- **Exercise description**
Only the number is wanted: tally the lines below that contain the word "QUICK".

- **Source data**
_ _ _ _ _
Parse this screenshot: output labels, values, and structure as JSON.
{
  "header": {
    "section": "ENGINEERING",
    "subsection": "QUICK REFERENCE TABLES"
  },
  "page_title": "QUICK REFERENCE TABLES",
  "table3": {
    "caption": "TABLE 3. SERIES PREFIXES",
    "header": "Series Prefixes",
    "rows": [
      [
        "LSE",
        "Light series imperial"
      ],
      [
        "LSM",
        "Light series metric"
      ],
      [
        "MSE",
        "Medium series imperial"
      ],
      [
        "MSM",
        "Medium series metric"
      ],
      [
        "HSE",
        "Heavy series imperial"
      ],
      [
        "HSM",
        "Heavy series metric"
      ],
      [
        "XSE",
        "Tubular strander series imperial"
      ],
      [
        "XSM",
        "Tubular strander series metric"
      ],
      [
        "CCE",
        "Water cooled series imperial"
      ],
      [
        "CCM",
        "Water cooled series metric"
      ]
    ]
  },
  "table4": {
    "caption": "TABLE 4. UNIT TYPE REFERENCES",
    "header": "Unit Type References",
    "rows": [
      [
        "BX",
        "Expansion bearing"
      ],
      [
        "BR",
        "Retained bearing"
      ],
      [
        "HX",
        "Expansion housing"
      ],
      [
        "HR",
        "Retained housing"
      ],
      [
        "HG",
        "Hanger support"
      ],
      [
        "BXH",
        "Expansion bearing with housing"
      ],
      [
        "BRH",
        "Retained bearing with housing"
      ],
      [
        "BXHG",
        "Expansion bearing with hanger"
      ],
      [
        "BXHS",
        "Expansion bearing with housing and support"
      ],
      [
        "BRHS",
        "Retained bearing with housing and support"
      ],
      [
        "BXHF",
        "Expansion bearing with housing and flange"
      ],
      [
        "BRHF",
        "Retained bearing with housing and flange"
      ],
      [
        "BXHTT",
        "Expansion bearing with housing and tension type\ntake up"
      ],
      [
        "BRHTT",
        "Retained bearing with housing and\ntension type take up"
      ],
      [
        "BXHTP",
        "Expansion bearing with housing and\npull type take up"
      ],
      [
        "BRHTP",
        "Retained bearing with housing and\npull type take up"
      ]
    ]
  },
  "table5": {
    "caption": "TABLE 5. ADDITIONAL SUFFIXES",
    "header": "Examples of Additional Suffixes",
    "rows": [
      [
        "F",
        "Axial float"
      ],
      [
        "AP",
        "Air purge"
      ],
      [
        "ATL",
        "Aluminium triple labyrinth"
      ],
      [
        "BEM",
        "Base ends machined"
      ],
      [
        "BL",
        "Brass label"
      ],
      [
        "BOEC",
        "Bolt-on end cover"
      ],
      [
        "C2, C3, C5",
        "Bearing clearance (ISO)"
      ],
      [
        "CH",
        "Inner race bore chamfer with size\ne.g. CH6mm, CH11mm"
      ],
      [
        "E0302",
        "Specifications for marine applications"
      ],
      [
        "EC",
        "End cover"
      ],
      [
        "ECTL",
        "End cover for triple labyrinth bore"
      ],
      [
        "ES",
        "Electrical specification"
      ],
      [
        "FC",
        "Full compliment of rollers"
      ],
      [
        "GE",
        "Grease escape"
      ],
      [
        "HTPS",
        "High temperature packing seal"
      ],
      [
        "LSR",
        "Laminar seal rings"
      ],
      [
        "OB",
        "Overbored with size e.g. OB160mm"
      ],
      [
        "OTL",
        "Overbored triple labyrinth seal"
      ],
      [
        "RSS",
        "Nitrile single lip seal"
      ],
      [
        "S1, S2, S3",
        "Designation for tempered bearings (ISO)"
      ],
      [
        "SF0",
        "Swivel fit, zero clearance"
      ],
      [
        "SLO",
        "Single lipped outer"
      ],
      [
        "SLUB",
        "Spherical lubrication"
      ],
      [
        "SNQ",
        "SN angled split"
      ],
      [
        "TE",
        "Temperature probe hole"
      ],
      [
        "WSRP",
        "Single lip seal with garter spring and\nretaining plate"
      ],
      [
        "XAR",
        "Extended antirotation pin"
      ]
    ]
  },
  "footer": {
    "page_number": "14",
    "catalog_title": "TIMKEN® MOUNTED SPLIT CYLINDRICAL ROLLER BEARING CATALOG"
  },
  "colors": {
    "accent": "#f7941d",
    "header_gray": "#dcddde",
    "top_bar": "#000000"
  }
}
_ _ _ _ _
- **Response to this task**
2